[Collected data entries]
* start *

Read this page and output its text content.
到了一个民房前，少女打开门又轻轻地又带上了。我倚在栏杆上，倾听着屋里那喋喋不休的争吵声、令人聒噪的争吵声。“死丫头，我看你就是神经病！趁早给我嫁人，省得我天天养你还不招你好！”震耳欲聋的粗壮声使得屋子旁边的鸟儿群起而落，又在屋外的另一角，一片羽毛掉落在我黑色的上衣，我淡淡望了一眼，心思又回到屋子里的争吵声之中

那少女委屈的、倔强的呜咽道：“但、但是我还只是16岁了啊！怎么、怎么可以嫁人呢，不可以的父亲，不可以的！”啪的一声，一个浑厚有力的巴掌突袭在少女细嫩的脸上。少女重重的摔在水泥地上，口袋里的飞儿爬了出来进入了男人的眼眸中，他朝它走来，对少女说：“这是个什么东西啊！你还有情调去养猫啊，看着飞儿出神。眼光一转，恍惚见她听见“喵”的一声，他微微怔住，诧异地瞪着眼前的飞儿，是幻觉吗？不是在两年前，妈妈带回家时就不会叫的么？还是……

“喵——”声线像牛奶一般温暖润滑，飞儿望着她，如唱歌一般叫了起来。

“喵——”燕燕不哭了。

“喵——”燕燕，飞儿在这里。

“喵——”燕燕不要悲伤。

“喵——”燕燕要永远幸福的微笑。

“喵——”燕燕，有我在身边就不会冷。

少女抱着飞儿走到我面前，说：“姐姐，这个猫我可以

* end *

WRITTEN TASK: Print all of the data exactly as it was given.

EXERCISE SOLUTION:
Read this page and output its text content.
到了一个民房前，少女打开门又轻轻地又带上了。我倚在栏杆上，倾听着屋里那喋喋不休的争吵声、令人聒噪的争吵声。“死丫头，我看你就是神经病！趁早给我嫁人，省得我天天养你还不招你好！”震耳欲聋的粗壮声使得屋子旁边的鸟儿群起而落，又在屋外的另一角，一片羽毛掉落在我黑色的上衣，我淡淡望了一眼，心思又回到屋子里的争吵声之中

那少女委屈的、倔强的呜咽道：“但、但是我还只是16岁了啊！怎么、怎么可以嫁人呢，不可以的父亲，不可以的！”啪的一声，一个浑厚有力的巴掌突袭在少女细嫩的脸上。少女重重的摔在水泥地上，口袋里的飞儿爬了出来进入了男人的眼眸中，他朝它走来，对少女说：“这是个什么东西啊！你还有情调去养猫啊，看着飞儿出神。眼光一转，恍惚见她听见“喵”的一声，他微微怔住，诧异地瞪着眼前的飞儿，是幻觉吗？不是在两年前，妈妈带回家时就不会叫的么？还是……

“喵——”声线像牛奶一般温暖润滑，飞儿望着她，如唱歌一般叫了起来。

“喵——”燕燕不哭了。

“喵——”燕燕，飞儿在这里。

“喵——”燕燕不要悲伤。

“喵——”燕燕要永远幸福的微笑。

“喵——”燕燕，有我在身边就不会冷。

少女抱着飞儿走到我面前，说：“姐姐，这个猫我可以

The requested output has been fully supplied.